→ SHORT EXERCISE: Reproduce the records below in full and without edits, omitting images.
------ TASK INPUT
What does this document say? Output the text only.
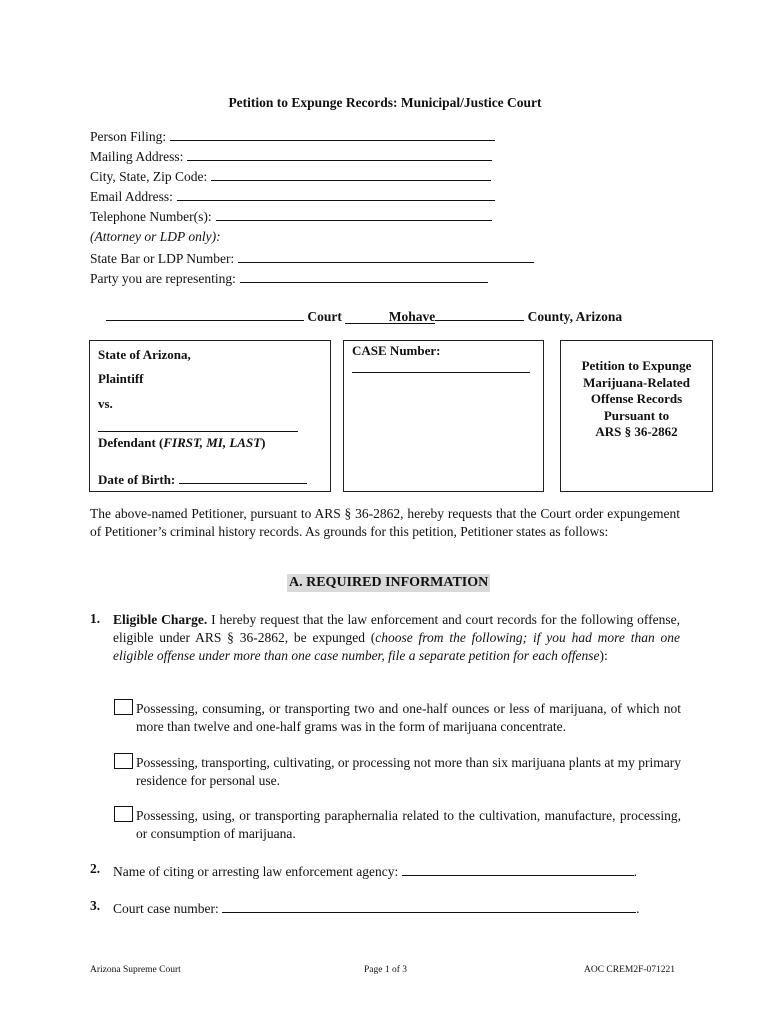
Petition to Expunge Records: Municipal/Justice Court
Person Filing:
Mailing Address:
City, State, Zip Code:
Email Address:
Telephone Number(s):
(Attorney or LDP only):
State Bar or LDP Number:
Party you are representing:
Court	Mohave	County, Arizona
State of Arizona,
Plaintiff
vs.
Defendant (FIRST, MI, LAST)
Date of Birth:
CASE Number:
Petition to Expunge
Marijuana-Related
Offense Records
Pursuant to
ARS § 36-2862
The above-named Petitioner, pursuant to ARS § 36-2862, hereby requests that the Court order expungement of Petitioner’s criminal history records. As grounds for this petition, Petitioner states as follows:
A. REQUIRED INFORMATION
1. Eligible Charge. I hereby request that the law enforcement and court records for the following offense, eligible under ARS § 36-2862, be expunged (choose from the following; if you had more than one eligible offense under more than one case number, file a separate petition for each offense):
Possessing, consuming, or transporting two and one-half ounces or less of marijuana, of which not more than twelve and one-half grams was in the form of marijuana concentrate.
Possessing, transporting, cultivating, or processing not more than six marijuana plants at my primary residence for personal use.
Possessing, using, or transporting paraphernalia related to the cultivation, manufacture, processing, or consumption of marijuana.
2. Name of citing or arresting law enforcement agency:	.
3. Court case number:	.
Arizona Supreme Court	Page 1 of 3	AOC CREM2F-071221
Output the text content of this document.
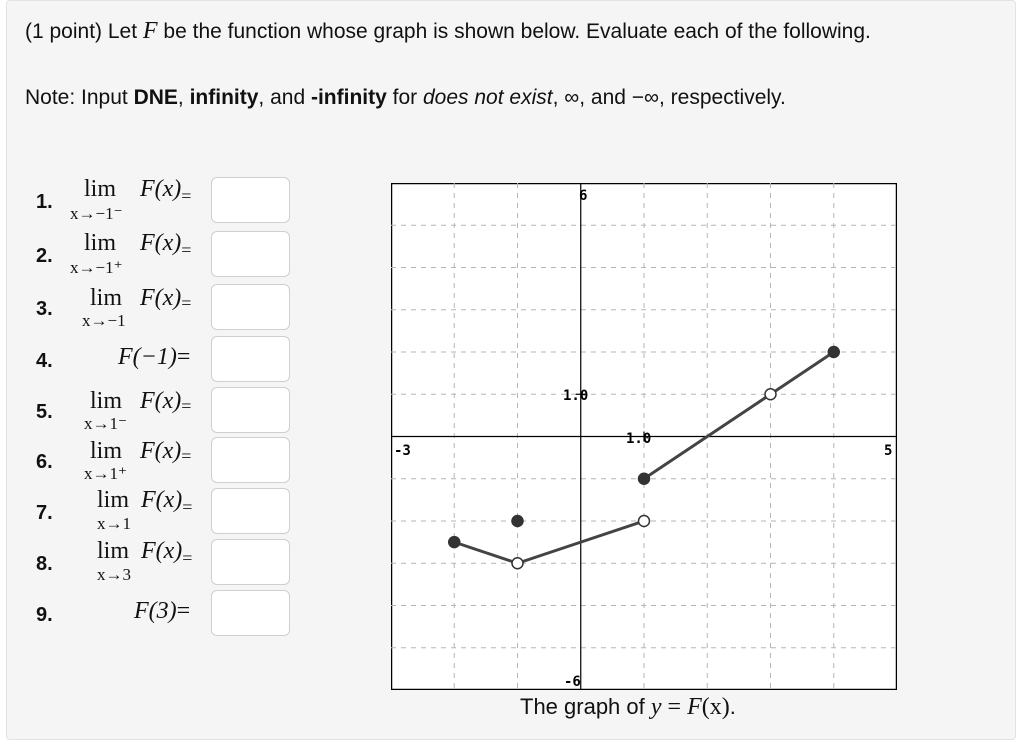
(1 point) Let F be the function whose graph is shown below. Evaluate each of the following.
Note: Input DNE, infinity, and -infinity for does not exist, ∞, and −∞, respectively.
1. $\lim F(x)_=$
x→−1⁻
2. $\lim F(x)_=$
x→−1⁺
3. lim F(x)=
x→−1
4.	F(−1)=
5. lim F(x)=
x→1⁻
6. lim F(x)=
x→1⁺
7. $\lim F(x)_=$
x→1
8. $\lim F(x)_=$
x→3
9.	F(3)=
6
-6
-3	5
1.0
1.0
The graph of y = F(x).
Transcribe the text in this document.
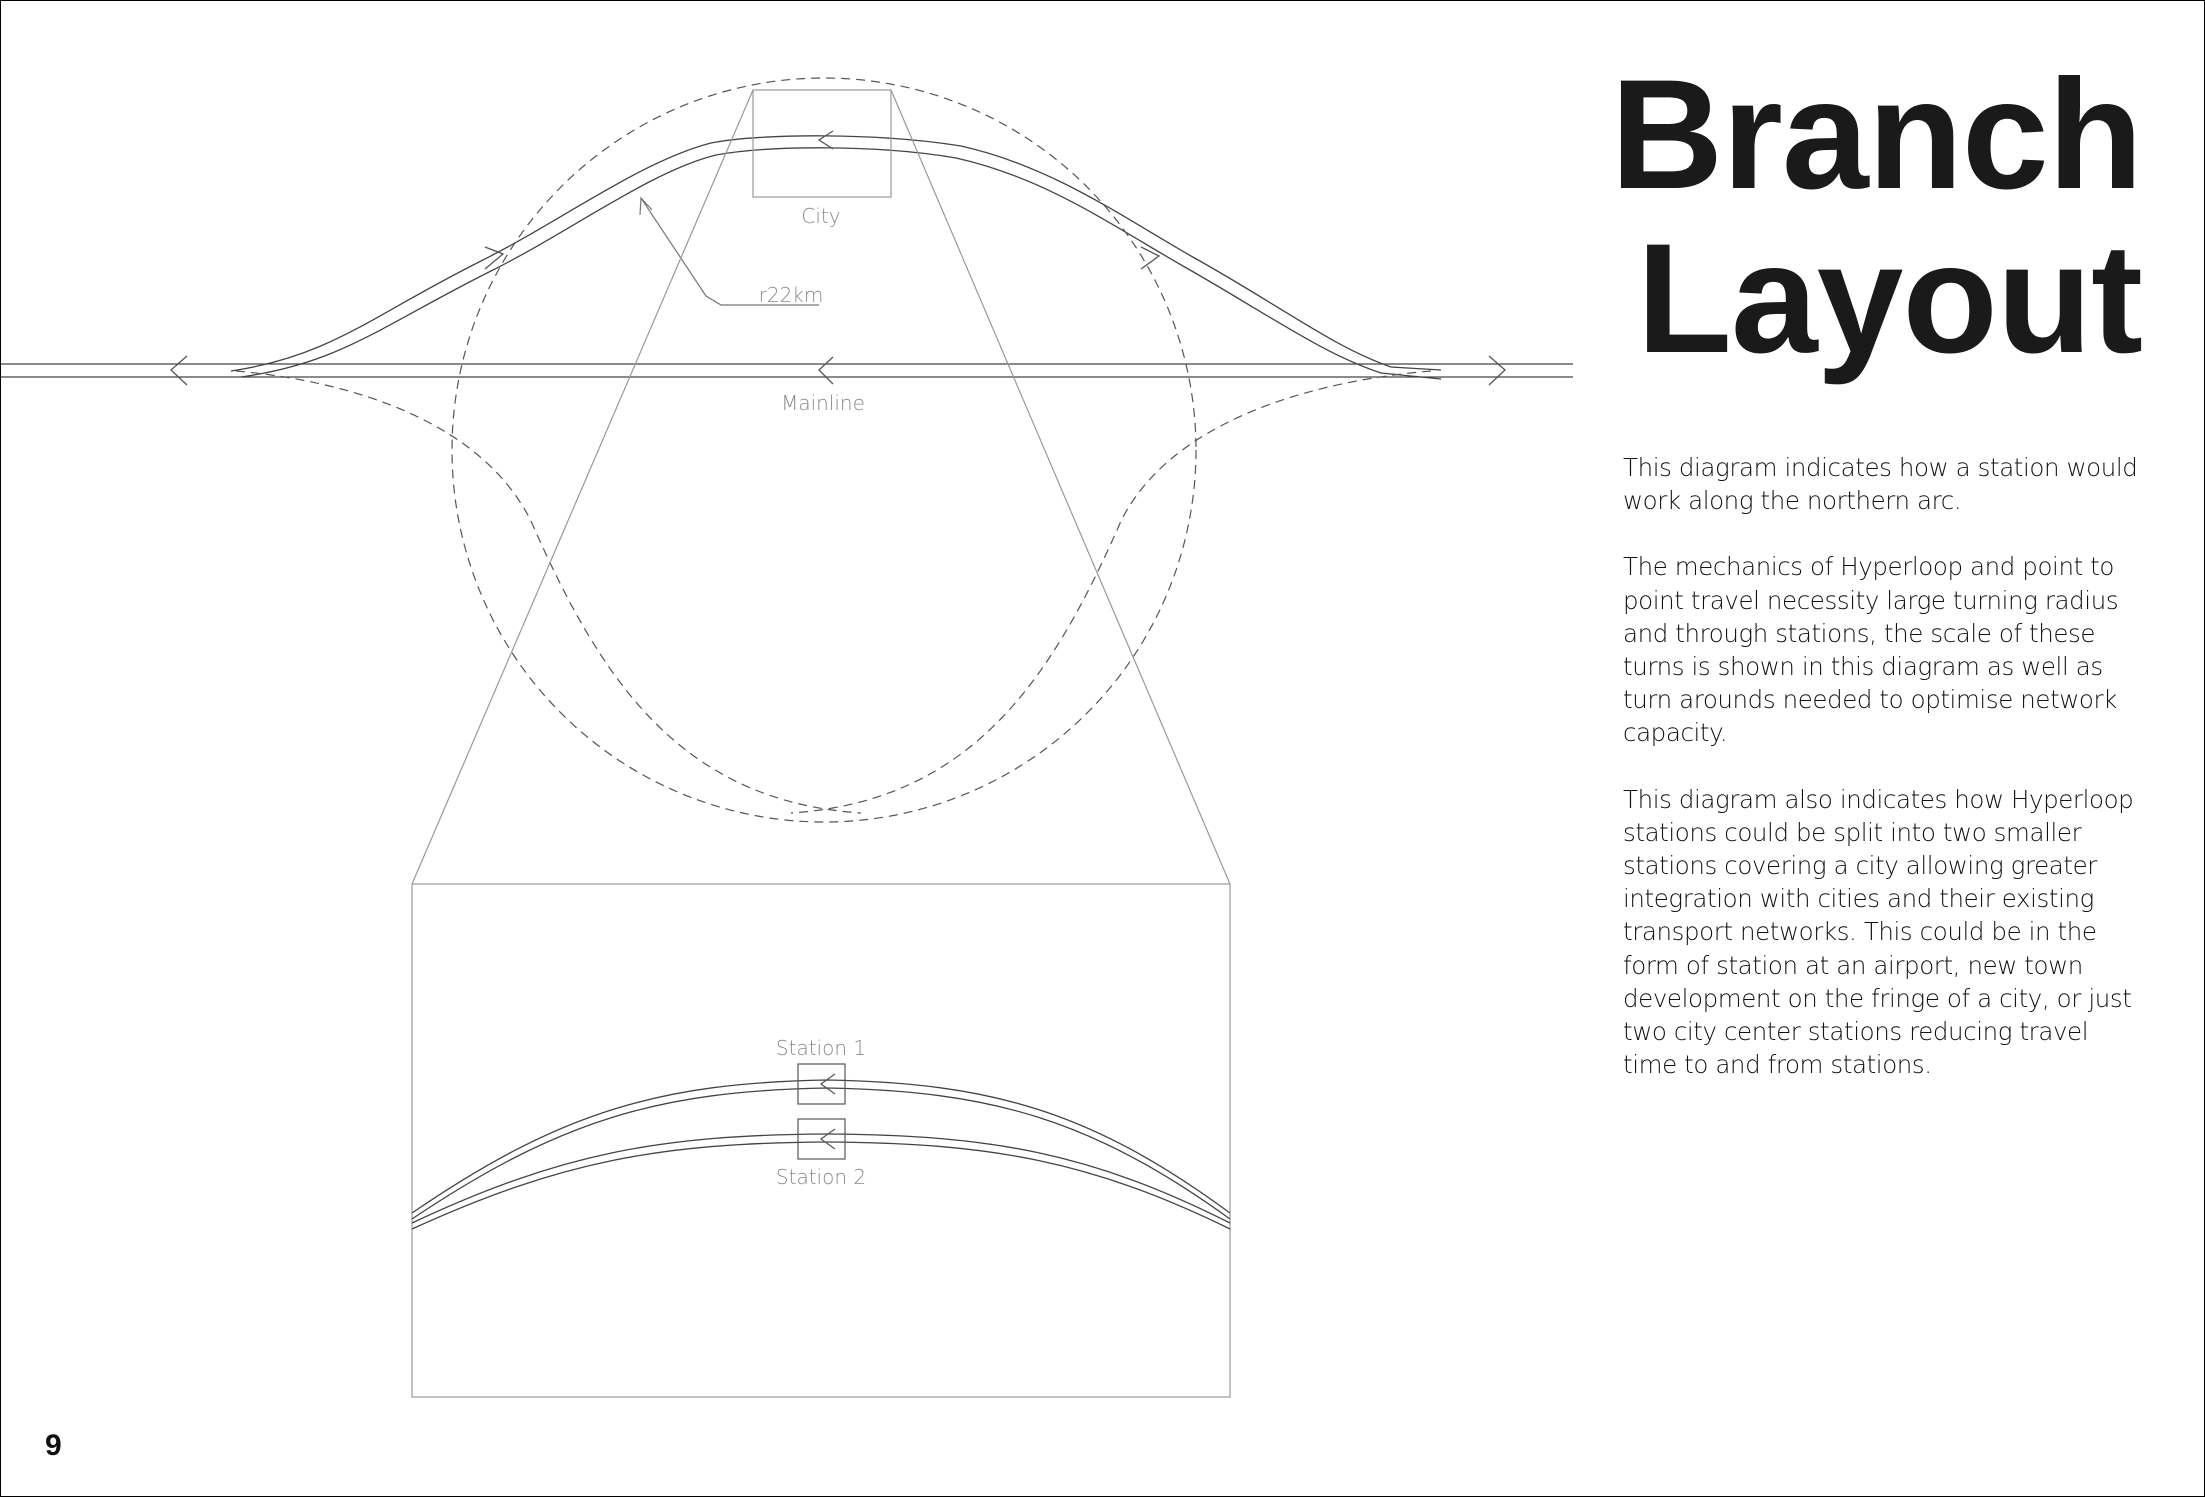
City
r22km
Mainline
Station 1
Station 2
Branch
Layout

This diagram indicates how a station would work along the northern arc.

The mechanics of Hyperloop and point to point travel necessity large turning radius and through stations, the scale of these turns is shown in this diagram as well as turn arounds needed to optimise network capacity.

This diagram also indicates how Hyperloop stations could be split into two smaller stations covering a city allowing greater integration with cities and their existing transport networks. This could be in the form of station at an airport, new town development on the fringe of a city, or just two city center stations reducing travel time to and from stations.

9
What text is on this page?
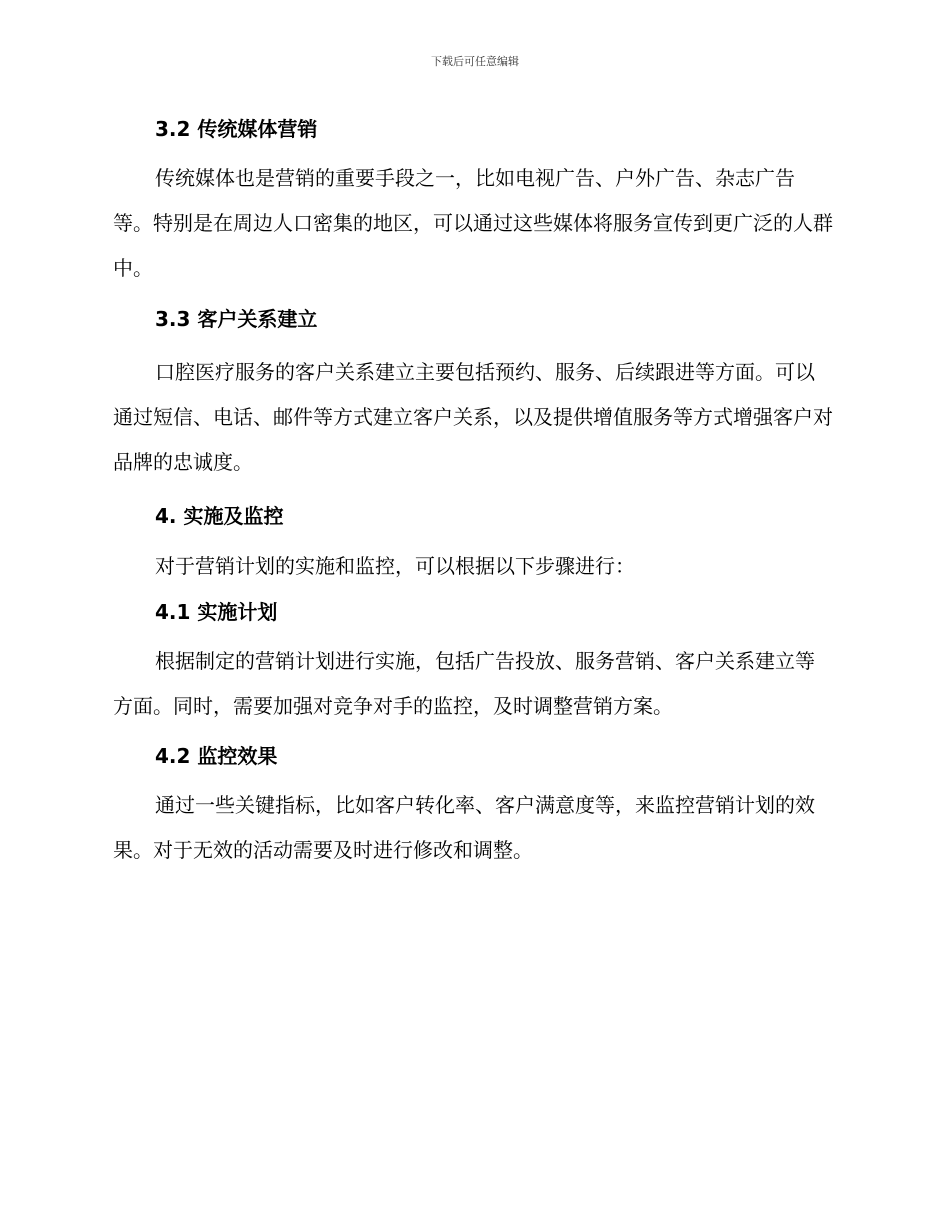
下载后可任意编辑
3.2 传统媒体营销

传统媒体也是营销的重要手段之一，比如电视广告、户外广告、杂志广告等。特别是在周边人口密集的地区，可以通过这些媒体将服务宣传到更广泛的人群中。

3.3 客户关系建立

口腔医疗服务的客户关系建立主要包括预约、服务、后续跟进等方面。可以通过短信、电话、邮件等方式建立客户关系，以及提供增值服务等方式增强客户对品牌的忠诚度。

4. 实施及监控

对于营销计划的实施和监控，可以根据以下步骤进行：

4.1 实施计划

根据制定的营销计划进行实施，包括广告投放、服务营销、客户关系建立等方面。同时，需要加强对竞争对手的监控，及时调整营销方案。

4.2 监控效果

通过一些关键指标，比如客户转化率、客户满意度等，来监控营销计划的效果。对于无效的活动需要及时进行修改和调整。
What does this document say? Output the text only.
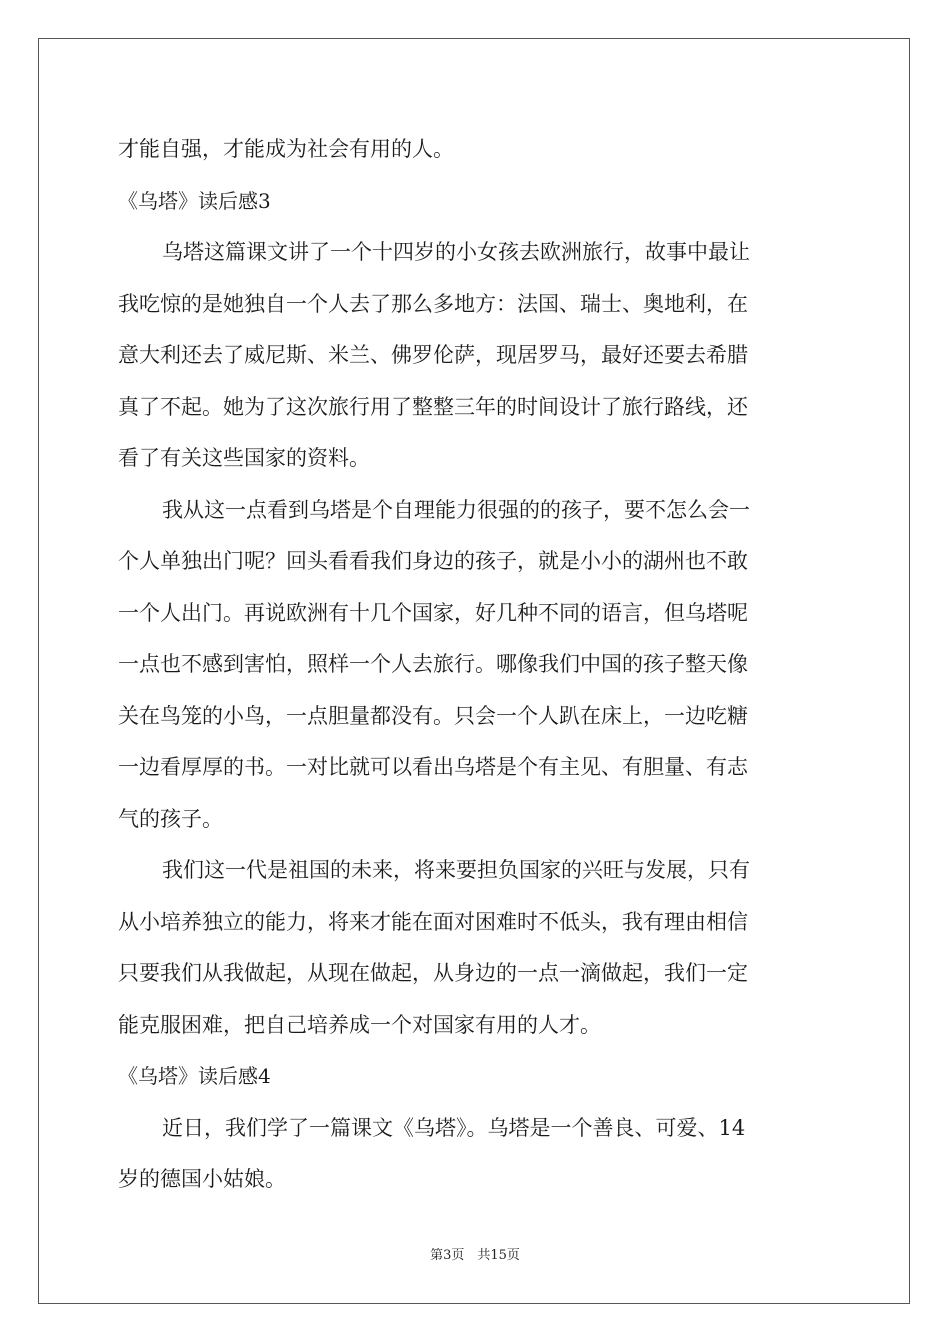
才能自强，才能成为社会有用的人。
《乌塔》读后感3
乌塔这篇课文讲了一个十四岁的小女孩去欧洲旅行，故事中最让
我吃惊的是她独自一个人去了那么多地方：法国、瑞士、奥地利，在
意大利还去了威尼斯、米兰、佛罗伦萨，现居罗马，最好还要去希腊
真了不起。她为了这次旅行用了整整三年的时间设计了旅行路线，还
看了有关这些国家的资料。
我从这一点看到乌塔是个自理能力很强的的孩子，要不怎么会一
个人单独出门呢？回头看看我们身边的孩子，就是小小的湖州也不敢
一个人出门。再说欧洲有十几个国家，好几种不同的语言，但乌塔呢
一点也不感到害怕，照样一个人去旅行。哪像我们中国的孩子整天像
关在鸟笼的小鸟，一点胆量都没有。只会一个人趴在床上，一边吃糖
一边看厚厚的书。一对比就可以看出乌塔是个有主见、有胆量、有志
气的孩子。
我们这一代是祖国的未来，将来要担负国家的兴旺与发展，只有
从小培养独立的能力，将来才能在面对困难时不低头，我有理由相信
只要我们从我做起，从现在做起，从身边的一点一滴做起，我们一定
能克服困难，把自己培养成一个对国家有用的人才。
《乌塔》读后感4
近日，我们学了一篇课文《乌塔》。乌塔是一个善良、可爱、14
岁的德国小姑娘。
第3页　共15页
------------
→ OUTPUT:
What does this document say? Output the text only.
Petition to Expunge Records: Municipal/Justice Court
Person Filing:
Mailing Address:
City, State, Zip Code:
Email Address:
Telephone Number(s):
(Attorney or LDP only):
State Bar or LDP Number:
Party you are representing:
Court	Mohave	County, Arizona
State of Arizona,
Plaintiff
vs.
Defendant (FIRST, MI, LAST)
Date of Birth:
CASE Number:
Petition to Expunge
Marijuana-Related
Offense Records
Pursuant to
ARS § 36-2862
The above-named Petitioner, pursuant to ARS § 36-2862, hereby requests that the Court order expungement of Petitioner’s criminal history records. As grounds for this petition, Petitioner states as follows:
A. REQUIRED INFORMATION
1. Eligible Charge. I hereby request that the law enforcement and court records for the following offense, eligible under ARS § 36-2862, be expunged (choose from the following; if you had more than one eligible offense under more than one case number, file a separate petition for each offense):
Possessing, consuming, or transporting two and one-half ounces or less of marijuana, of which not more than twelve and one-half grams was in the form of marijuana concentrate.
Possessing, transporting, cultivating, or processing not more than six marijuana plants at my primary residence for personal use.
Possessing, using, or transporting paraphernalia related to the cultivation, manufacture, processing, or consumption of marijuana.
2. Name of citing or arresting law enforcement agency:	.
3. Court case number:	.
Arizona Supreme Court	Page 1 of 3	AOC CREM2F-071221
Output the text content of this document.
(1 point) Let F be the function whose graph is shown below. Evaluate each of the following.
Note: Input DNE, infinity, and -infinity for does not exist, ∞, and −∞, respectively.
1. $\lim F(x)_=$
x→−1⁻
2. $\lim F(x)_=$
x→−1⁺
3. lim F(x)=
x→−1
4.	F(−1)=
5. lim F(x)=
x→1⁻
6. lim F(x)=
x→1⁺
7. $\lim F(x)_=$
x→1
8. $\lim F(x)_=$
x→3
9.	F(3)=
6
-6
-3	5
1.0
1.0
The graph of y = F(x).
Transcribe the text in this document.
City
r22km
Mainline
Station 1
Station 2
Branch
Layout

This diagram indicates how a station would work along the northern arc.

The mechanics of Hyperloop and point to point travel necessity large turning radius and through stations, the scale of these turns is shown in this diagram as well as turn arounds needed to optimise network capacity.

This diagram also indicates how Hyperloop stations could be split into two smaller stations covering a city allowing greater integration with cities and their existing transport networks. This could be in the form of station at an airport, new town development on the fringe of a city, or just two city center stations reducing travel time to and from stations.

9
What text is on this page?
下载后可任意编辑
3.2 传统媒体营销

传统媒体也是营销的重要手段之一，比如电视广告、户外广告、杂志广告等。特别是在周边人口密集的地区，可以通过这些媒体将服务宣传到更广泛的人群中。

3.3 客户关系建立

口腔医疗服务的客户关系建立主要包括预约、服务、后续跟进等方面。可以通过短信、电话、邮件等方式建立客户关系，以及提供增值服务等方式增强客户对品牌的忠诚度。

4. 实施及监控

对于营销计划的实施和监控，可以根据以下步骤进行：

4.1 实施计划

根据制定的营销计划进行实施，包括广告投放、服务营销、客户关系建立等方面。同时，需要加强对竞争对手的监控，及时调整营销方案。

4.2 监控效果

通过一些关键指标，比如客户转化率、客户满意度等，来监控营销计划的效果。对于无效的活动需要及时进行修改和调整。
What does this document say? Output the text only.
才能自强，才能成为社会有用的人。
《乌塔》读后感3
乌塔这篇课文讲了一个十四岁的小女孩去欧洲旅行，故事中最让
我吃惊的是她独自一个人去了那么多地方：法国、瑞士、奥地利，在
意大利还去了威尼斯、米兰、佛罗伦萨，现居罗马，最好还要去希腊
真了不起。她为了这次旅行用了整整三年的时间设计了旅行路线，还
看了有关这些国家的资料。
我从这一点看到乌塔是个自理能力很强的的孩子，要不怎么会一
个人单独出门呢？回头看看我们身边的孩子，就是小小的湖州也不敢
一个人出门。再说欧洲有十几个国家，好几种不同的语言，但乌塔呢
一点也不感到害怕，照样一个人去旅行。哪像我们中国的孩子整天像
关在鸟笼的小鸟，一点胆量都没有。只会一个人趴在床上，一边吃糖
一边看厚厚的书。一对比就可以看出乌塔是个有主见、有胆量、有志
气的孩子。
我们这一代是祖国的未来，将来要担负国家的兴旺与发展，只有
从小培养独立的能力，将来才能在面对困难时不低头，我有理由相信
只要我们从我做起，从现在做起，从身边的一点一滴做起，我们一定
能克服困难，把自己培养成一个对国家有用的人才。
《乌塔》读后感4
近日，我们学了一篇课文《乌塔》。乌塔是一个善良、可爱、14
岁的德国小姑娘。
第3页　共15页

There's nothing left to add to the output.